Yeah, basically that. I’m back at work in Windows land on a Monday morning, and pondering what sadist at Microsoft included these features. It’s not hyperbole to say that the startup repair, and the troubleshooters in settings, have never fixed an issue I’ve encountered with Windows. Not even once. Is this typical?
ETA: I’ve learned from reading the responses that the Windows troubleshooters primarily look for missing or broken drivers, and sometimes fix things just by restarting a service, so they’re useful if you have troublesome hardware.
Yeah, on Win98 (or maybe Win2k), it would always find this obscure sound card driver for this crappy sound card in this Packard Bell I had. Amazing.
But not once ever for any other issue before or since.
The troubleshooter was legitimately good in Win2k. And has sucked since they unified kernels.
strangely Network Troubleshooter always helped me when I was out of ideas why the network just… stopped working
tho never said the problem, things just got fixed in the meantime while it analyzed n shit and then it reported no issues :P
That one usually is successful by disabling your network adapter, then re-enabling it. Basically…
Have you tried turning it off then back again?
yeah, but if the troubleshooter does that it’s somehow works, if I do each step manually what the troubleshooter does, it never works.
there’s some black magic involved…
like the way how unresponding apps suddenly come back to life if I open Task Manager…
Only Windows can unfuck that which it fucked up on its own.
I believe the troubleshooter also does a WINSock reset as well. I’m not sure, though. I know it definitely disables/enables the adapter.
https://www.howtogeek.com/785351/how-and-why-to-perform-a-netsh-winsock-reset-on-windows/
Yes it has.
I used to have a sound issue and the repair wizard would always fix it. It would happen again, I think after the next reboot.
I feel like I’ve seen a unicorn!
I’ve only ever had it fix a sound issue, as well. Bad driver?
This was nearly 20 years ago, i really do not recall what the issue was, order of if I ever fixed it. I may have replaced the card or something.
Sounds a bit like the repair tool broke the sound everytime itself you shut down to polish its image
Possible! I have also used it when I disabled my network and it was quicker to run the repair tool than it was too try and remember what exactly i had done to disable it.
# # # #
Prompt A ::
Please copy the rows from the line with "33, 633, 52]" to the line with "594, 1104, 610]", both lines included.
The thread and the rows come from unrelated sources.

Region annotation rows:
# # # #
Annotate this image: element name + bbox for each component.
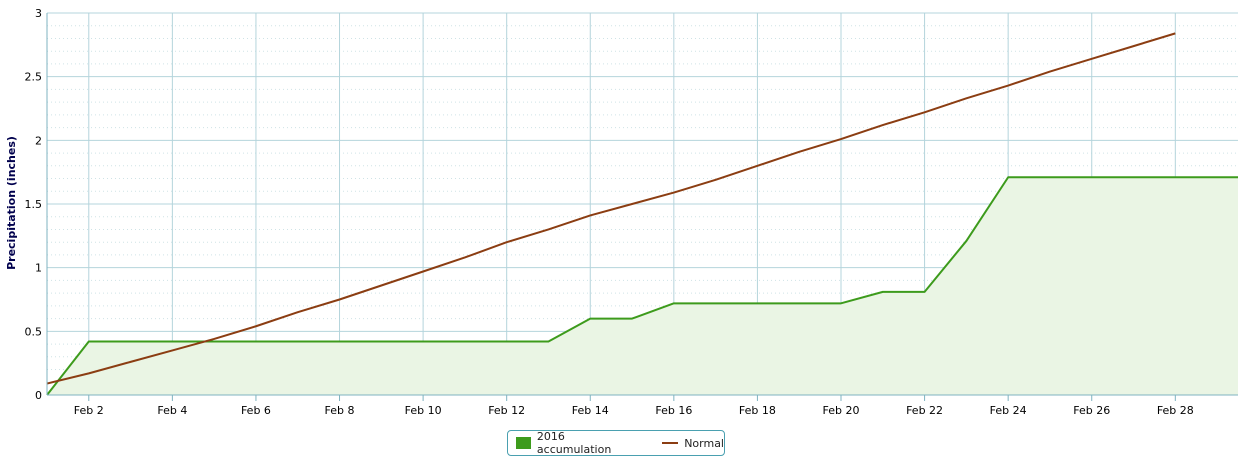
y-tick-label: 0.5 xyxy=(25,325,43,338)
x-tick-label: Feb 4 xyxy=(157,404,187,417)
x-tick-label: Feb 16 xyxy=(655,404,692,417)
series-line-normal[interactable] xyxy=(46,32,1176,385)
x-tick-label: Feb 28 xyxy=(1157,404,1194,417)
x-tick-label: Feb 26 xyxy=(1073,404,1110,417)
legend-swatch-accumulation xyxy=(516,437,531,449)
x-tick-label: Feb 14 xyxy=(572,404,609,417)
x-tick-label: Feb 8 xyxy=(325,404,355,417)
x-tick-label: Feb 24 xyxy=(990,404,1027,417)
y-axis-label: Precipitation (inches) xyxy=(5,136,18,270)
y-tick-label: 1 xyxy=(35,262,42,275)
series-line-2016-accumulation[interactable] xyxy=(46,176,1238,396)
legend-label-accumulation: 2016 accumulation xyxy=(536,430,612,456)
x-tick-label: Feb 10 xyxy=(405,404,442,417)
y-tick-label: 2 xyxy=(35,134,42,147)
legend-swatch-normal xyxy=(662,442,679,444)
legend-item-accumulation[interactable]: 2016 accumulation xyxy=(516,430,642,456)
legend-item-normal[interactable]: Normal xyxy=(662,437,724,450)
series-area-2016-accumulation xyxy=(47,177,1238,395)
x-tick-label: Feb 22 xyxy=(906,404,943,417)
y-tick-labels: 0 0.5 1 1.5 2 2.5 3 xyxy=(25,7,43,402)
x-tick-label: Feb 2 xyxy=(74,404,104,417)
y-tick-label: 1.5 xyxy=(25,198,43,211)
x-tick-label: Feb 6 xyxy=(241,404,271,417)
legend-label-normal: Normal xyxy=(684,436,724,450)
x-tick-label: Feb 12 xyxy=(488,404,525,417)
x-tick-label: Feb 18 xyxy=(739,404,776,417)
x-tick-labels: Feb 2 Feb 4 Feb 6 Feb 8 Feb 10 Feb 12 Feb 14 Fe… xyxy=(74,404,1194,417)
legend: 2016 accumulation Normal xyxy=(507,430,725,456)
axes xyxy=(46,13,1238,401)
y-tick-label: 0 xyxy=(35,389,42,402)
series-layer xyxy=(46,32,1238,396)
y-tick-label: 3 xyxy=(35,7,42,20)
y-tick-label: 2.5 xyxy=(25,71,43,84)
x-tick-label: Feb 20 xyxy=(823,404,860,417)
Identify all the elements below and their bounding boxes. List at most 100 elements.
# # # #
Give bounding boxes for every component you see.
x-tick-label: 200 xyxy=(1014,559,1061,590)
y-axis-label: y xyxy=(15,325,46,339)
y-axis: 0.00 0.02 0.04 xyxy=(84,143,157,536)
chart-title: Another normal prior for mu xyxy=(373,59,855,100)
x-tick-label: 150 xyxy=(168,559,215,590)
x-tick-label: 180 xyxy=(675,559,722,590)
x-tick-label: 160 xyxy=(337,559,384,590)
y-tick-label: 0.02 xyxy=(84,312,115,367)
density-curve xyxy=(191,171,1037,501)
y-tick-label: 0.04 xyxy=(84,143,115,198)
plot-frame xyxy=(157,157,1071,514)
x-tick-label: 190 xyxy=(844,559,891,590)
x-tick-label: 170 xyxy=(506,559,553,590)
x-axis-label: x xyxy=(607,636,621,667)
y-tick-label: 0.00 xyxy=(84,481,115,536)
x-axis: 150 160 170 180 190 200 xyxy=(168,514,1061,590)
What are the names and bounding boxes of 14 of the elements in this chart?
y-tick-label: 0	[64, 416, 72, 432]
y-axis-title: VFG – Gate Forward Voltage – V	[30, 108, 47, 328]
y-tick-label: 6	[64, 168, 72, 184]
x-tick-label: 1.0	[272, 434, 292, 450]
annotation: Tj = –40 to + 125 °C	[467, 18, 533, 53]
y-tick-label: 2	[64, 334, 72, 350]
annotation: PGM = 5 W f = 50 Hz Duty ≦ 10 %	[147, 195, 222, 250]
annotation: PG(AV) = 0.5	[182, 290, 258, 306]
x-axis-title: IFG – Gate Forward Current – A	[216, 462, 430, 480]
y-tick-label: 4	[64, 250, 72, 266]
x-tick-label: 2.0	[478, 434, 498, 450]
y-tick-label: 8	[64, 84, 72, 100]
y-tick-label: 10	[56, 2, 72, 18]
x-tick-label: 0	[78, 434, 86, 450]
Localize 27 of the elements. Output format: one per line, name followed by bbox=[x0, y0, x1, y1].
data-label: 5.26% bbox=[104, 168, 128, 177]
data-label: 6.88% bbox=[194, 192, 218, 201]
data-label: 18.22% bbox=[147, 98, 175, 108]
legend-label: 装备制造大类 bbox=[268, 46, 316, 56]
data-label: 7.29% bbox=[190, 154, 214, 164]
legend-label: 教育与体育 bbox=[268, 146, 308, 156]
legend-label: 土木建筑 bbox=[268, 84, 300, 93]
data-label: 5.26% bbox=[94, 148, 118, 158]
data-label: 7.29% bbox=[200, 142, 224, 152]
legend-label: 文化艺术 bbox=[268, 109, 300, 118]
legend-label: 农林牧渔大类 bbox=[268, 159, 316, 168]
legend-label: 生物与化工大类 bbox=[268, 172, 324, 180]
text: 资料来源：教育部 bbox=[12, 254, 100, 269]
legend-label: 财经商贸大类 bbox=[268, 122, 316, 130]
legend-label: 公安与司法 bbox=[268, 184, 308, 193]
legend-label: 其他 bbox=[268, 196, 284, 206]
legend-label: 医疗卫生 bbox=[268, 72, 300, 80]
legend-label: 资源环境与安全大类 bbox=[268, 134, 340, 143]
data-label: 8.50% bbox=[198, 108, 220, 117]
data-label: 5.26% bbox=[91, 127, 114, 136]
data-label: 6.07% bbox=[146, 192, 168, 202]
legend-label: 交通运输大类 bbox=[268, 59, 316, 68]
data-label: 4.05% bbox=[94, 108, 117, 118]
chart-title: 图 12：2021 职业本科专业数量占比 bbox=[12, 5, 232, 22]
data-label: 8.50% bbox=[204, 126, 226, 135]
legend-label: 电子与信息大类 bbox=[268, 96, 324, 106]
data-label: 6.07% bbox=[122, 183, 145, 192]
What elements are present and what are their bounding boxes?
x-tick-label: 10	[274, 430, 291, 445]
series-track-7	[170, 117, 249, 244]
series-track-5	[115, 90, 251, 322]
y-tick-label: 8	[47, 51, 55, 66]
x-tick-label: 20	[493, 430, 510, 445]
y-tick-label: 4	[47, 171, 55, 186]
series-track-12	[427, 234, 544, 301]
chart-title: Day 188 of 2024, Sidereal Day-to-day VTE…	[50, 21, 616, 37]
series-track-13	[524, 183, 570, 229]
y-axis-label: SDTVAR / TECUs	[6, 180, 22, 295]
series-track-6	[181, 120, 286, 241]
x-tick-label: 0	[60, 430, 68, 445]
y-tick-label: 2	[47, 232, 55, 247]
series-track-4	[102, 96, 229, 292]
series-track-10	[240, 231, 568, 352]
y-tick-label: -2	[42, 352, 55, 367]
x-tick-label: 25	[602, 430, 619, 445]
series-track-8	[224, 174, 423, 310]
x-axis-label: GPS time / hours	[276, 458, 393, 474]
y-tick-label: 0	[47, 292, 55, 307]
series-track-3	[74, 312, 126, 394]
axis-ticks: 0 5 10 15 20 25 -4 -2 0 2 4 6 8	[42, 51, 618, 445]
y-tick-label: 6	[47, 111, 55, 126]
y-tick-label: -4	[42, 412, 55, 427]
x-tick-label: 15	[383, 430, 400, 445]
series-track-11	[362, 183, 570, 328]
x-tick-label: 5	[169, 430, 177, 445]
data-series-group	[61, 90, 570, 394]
# # # #
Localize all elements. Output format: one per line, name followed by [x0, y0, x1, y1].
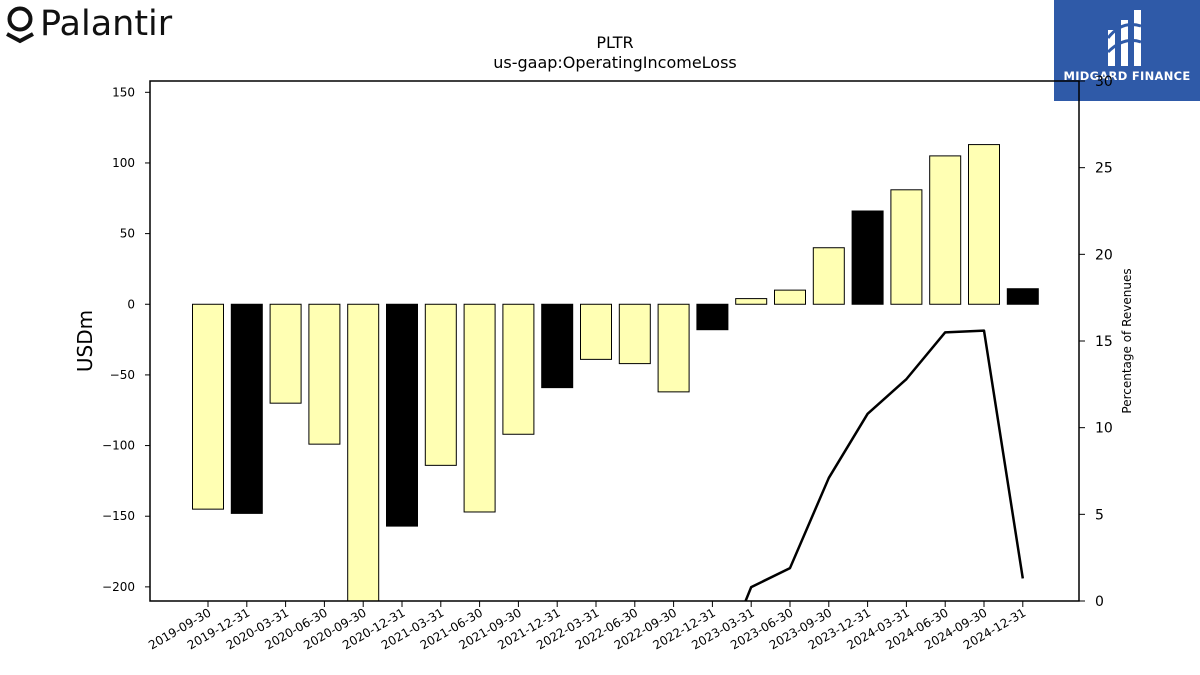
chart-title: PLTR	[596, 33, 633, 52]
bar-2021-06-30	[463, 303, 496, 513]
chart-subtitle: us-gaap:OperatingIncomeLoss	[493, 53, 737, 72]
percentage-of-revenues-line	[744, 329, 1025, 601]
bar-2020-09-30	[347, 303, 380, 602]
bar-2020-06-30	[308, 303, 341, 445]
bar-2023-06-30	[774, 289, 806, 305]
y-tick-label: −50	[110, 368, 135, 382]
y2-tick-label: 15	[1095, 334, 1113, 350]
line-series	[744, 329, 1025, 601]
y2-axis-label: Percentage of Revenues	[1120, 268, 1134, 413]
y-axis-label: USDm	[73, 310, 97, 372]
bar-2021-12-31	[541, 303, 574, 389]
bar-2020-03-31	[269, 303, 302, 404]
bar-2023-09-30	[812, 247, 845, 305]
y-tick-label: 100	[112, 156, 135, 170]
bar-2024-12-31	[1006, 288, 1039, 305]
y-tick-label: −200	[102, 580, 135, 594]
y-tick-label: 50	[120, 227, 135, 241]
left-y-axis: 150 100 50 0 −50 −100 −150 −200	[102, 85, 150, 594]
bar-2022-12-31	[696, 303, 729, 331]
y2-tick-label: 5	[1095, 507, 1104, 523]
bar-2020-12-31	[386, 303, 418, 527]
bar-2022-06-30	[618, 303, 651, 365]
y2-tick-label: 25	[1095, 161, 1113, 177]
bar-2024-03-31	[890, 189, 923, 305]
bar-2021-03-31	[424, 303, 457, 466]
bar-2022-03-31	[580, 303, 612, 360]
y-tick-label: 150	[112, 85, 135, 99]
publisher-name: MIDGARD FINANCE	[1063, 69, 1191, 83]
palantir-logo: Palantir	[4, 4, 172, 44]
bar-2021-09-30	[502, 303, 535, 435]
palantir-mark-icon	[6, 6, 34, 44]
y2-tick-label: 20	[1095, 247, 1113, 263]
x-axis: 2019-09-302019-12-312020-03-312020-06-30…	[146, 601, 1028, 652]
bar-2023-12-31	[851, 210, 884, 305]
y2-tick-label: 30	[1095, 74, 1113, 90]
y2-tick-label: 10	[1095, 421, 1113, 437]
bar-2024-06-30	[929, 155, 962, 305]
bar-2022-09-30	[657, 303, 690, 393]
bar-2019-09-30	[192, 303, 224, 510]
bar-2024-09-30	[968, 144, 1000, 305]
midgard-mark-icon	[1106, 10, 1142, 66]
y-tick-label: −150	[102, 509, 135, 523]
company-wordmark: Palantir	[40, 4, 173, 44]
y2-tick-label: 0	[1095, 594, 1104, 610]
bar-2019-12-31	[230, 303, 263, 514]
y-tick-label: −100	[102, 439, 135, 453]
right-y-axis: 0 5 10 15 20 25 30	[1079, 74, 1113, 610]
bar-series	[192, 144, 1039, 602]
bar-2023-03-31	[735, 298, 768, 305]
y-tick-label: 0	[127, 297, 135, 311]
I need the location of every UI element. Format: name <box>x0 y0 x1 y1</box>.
# # # #
Prompt B ::
Write a continuation of the thread about Windows troubleshooters that picks up after its last comment.

Task result A ::
chart-title: PLTR	[596, 33, 633, 52]
bar-2021-06-30	[463, 303, 496, 513]
chart-subtitle: us-gaap:OperatingIncomeLoss	[493, 53, 737, 72]
percentage-of-revenues-line	[744, 329, 1025, 601]
bar-2020-09-30	[347, 303, 380, 602]
bar-2020-06-30	[308, 303, 341, 445]
bar-2023-06-30	[774, 289, 806, 305]
y-tick-label: −50	[110, 368, 135, 382]
y2-tick-label: 15	[1095, 334, 1113, 350]
line-series	[744, 329, 1025, 601]
y2-axis-label: Percentage of Revenues	[1120, 268, 1134, 413]
y-axis-label: USDm	[73, 310, 97, 372]
bar-2021-12-31	[541, 303, 574, 389]
bar-2020-03-31	[269, 303, 302, 404]
bar-2023-09-30	[812, 247, 845, 305]
y-tick-label: 100	[112, 156, 135, 170]
bar-2024-12-31	[1006, 288, 1039, 305]
y-tick-label: −200	[102, 580, 135, 594]
y-tick-label: 50	[120, 227, 135, 241]
left-y-axis: 150 100 50 0 −50 −100 −150 −200	[102, 85, 150, 594]
bar-2022-12-31	[696, 303, 729, 331]
y2-tick-label: 5	[1095, 507, 1104, 523]
bar-2020-12-31	[386, 303, 418, 527]
bar-2022-06-30	[618, 303, 651, 365]
y2-tick-label: 25	[1095, 161, 1113, 177]
bar-2024-03-31	[890, 189, 923, 305]
bar-2021-03-31	[424, 303, 457, 466]
bar-2022-03-31	[580, 303, 612, 360]
y-tick-label: 150	[112, 85, 135, 99]
publisher-name: MIDGARD FINANCE	[1063, 69, 1191, 83]
palantir-logo: Palantir	[4, 4, 172, 44]
bar-2021-09-30	[502, 303, 535, 435]
palantir-mark-icon	[6, 6, 34, 44]
y2-tick-label: 20	[1095, 247, 1113, 263]
x-axis: 2019-09-302019-12-312020-03-312020-06-30…	[146, 601, 1028, 652]
bar-2023-12-31	[851, 210, 884, 305]
y2-tick-label: 30	[1095, 74, 1113, 90]
y2-tick-label: 10	[1095, 421, 1113, 437]
bar-2024-06-30	[929, 155, 962, 305]
bar-2022-09-30	[657, 303, 690, 393]
bar-2019-09-30	[192, 303, 224, 510]
bar-2024-09-30	[968, 144, 1000, 305]
midgard-mark-icon	[1106, 10, 1142, 66]
y-tick-label: −150	[102, 509, 135, 523]
company-wordmark: Palantir	[40, 4, 173, 44]
y2-tick-label: 0	[1095, 594, 1104, 610]

Task result B ::
Never. I’ve been using since Windows 3.11
Windows 95
Windows 98
Windows xp
Vista
Windows 8
Windows 10
Not once has it solved a problem
There was a troubleshooter in 3.11?
No. That was meant as a statement of I’ve been using windows for that long and since the beginning of Windows (and when ever they introduced the trouble shooter) it’s never worked
Then use it more, because it does work.
~Sinisterly, someone who has been using Windows as long as you but also has used Windows ME, Windows 2000, Windows 7 and Windows 11.
? Use it more because it “works” even though it’s never worked for me.
That’s your logic?
So you are saying the system uses a powerful AI that learns and adapts? That way over time it will start fixing the issues?
Look at the other comments to see how many people have had no luck with the system. Maybe it works for you but in general it fails.
I once had the troubleshooter fix a networking issue I had. I’m still shook.
the troubleshooter is great! – “problem not found” – it’s exactly the same problem you couldn’t find yesterday, or the day before, or the day before …
(I think I just keep clicking it out of a sense of ritual – it fixed itself once, so I keep doing the same unrelated set of steps in the same order in some forlorn hope of appeasing the Windows daemons)
Well, it helped me boot into USB drives so I can remove windows and swap it with Linux on some annoying computers that would boot windows very fast…
The network troubleshooter often works alright. Just never run it if you have setup a bunch of virtual switches in hyper V or something, because it will delete them or otherwise fuck them up and it’s pretty annoying to restore (you have to remove them via device Manager and stuff)
No, however I think there might be a bit of a trap here that skews perception for some. Namely, that the automatic tools are intended to fix problems simple enough that more technical minded people would attempt the solutions it uses themselves before resorting to a troubleshooter.
Definitely, it is the first thing I always run. It is really great at checking all the “obvious” user errors like having no internet connection or having a full disk drive.
I can run it and go do something else.
It is also great to explain how to use it over a phone to people who aren’t tech savvy.
Afterwards it gives you extra information about the issue if you click on details.
It is also great to explain how to use it over a phone to people who aren’t tech savvy.
Ive never seen it solve anything and Ive certainly never heard of someone non-savvy being successful with it, even when Ive prompted them to do it (I have them do it because it gives them a few min to calm down)
Afterwards it gives you extra information about the issue if you click on details.
Can you give one example of it giving correct and relevant information there? I have never seen it once.
I have them do it because it gives them a few min to calm down
This is downright genius
No, in 15 years in IT I have never once had any sort of Windows auto repair actually do anything. Otherwise it would’ve already done it behind the scenes.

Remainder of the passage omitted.